(Document text):
++++++++++

In this tutorial, you will discover the importance and the challenge of selecting a statistical hypothesis test for comparing machine learning models.

After completing this tutorial, you will know:

- Statistical hypothesis tests can aid in comparing machine learning models and choosing a final model.
- The naive application of statistical hypothesis tests can lead to misleading results.
- Correct use of statistical tests is challenging, and there is some consensus for using the McNemar’s test or 5×2 cross-validation with a modified paired Student t-test.

Let’s get started.

**Update Oct/2018**: Added link to an example of using McNemar’s test.

## Tutorial Overview

This tutorial is divided into 5 parts; they are:

- The Problem of Model Selection
- Statistical Hypothesis Tests
- Problem of Choosing a Hypothesis Test
- Summary of Some Findings
- Recommendations

### Need help with Statistics for Machine Learning?

Take my free 7-day email crash course now (with sample code).

Click to sign-up and also get a free PDF Ebook version of the course.

## The Problem of Model Selection

A big part of applied machine learning is model selection.

We can describe this in its simplest form:

Given the evaluation of two machine learning methods on a dataset, which model do you choose?

You choose the model with the best skill.

That is, the model whose estimated skill when making predictions on unseen data is best. This might be maximum accuracy or minimum error in the case of classification and regression problems respectively.

++++++++++

(Provided material):
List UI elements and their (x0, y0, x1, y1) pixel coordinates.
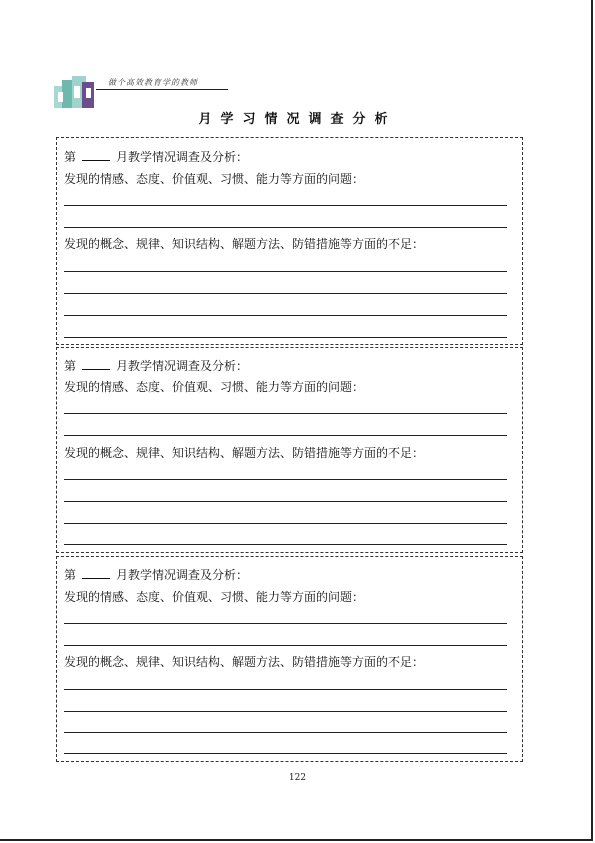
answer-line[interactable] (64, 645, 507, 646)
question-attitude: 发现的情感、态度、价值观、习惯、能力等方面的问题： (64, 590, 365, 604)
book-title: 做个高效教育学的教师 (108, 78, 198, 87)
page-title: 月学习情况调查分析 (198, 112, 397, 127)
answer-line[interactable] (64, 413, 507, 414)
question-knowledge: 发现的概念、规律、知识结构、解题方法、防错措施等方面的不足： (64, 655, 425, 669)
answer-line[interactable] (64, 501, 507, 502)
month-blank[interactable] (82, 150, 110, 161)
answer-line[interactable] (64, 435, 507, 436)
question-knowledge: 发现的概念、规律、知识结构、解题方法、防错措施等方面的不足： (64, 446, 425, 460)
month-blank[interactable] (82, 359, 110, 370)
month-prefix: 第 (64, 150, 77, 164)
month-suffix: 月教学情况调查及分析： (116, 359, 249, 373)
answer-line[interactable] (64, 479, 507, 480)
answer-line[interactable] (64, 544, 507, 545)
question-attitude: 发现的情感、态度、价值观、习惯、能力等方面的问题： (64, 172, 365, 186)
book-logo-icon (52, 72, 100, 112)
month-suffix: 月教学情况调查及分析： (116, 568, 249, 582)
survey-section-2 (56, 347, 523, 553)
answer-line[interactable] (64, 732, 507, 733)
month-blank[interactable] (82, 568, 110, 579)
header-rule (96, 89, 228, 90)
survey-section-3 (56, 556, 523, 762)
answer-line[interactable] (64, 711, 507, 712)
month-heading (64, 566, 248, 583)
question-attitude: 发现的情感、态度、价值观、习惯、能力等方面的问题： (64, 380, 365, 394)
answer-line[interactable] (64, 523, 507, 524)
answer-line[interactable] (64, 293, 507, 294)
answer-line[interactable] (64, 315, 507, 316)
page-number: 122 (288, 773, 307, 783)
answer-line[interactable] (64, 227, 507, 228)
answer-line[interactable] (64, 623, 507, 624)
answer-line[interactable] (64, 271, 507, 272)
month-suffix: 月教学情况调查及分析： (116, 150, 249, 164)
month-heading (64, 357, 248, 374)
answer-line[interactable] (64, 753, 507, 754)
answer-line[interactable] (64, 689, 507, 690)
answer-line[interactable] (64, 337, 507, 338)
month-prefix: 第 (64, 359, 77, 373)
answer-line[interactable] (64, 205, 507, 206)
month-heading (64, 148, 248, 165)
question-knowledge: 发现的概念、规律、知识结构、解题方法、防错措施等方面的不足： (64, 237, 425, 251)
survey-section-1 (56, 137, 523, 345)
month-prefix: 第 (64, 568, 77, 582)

++++++++++

(Challenges):
1: List the five parts into which the tutorial text says it is divided.
2: According to the tutorial text, what was added in the October 2018 update?
3: Write out everything in the tutorial text from "- The naive" down to "using McNemar’s test.", substituting "inaccurate" for "misleading".

(Exercise results):
1:
- The Problem of Model Selection
- Statistical Hypothesis Tests
- Problem of Choosing a Hypothesis Test
- Summary of Some Findings
- Recommendations

2: A link to an example of using McNemar’s test.

3:
- The naive application of statistical hypothesis tests can lead to inaccurate results.
- Correct use of statistical tests is challenging, and there is some consensus for using the McNemar’s test or 5×2 cross-validation with a modified paired Student t-test.

Let’s get started.

**Update Oct/2018**: Added link to an example of using McNemar’s test.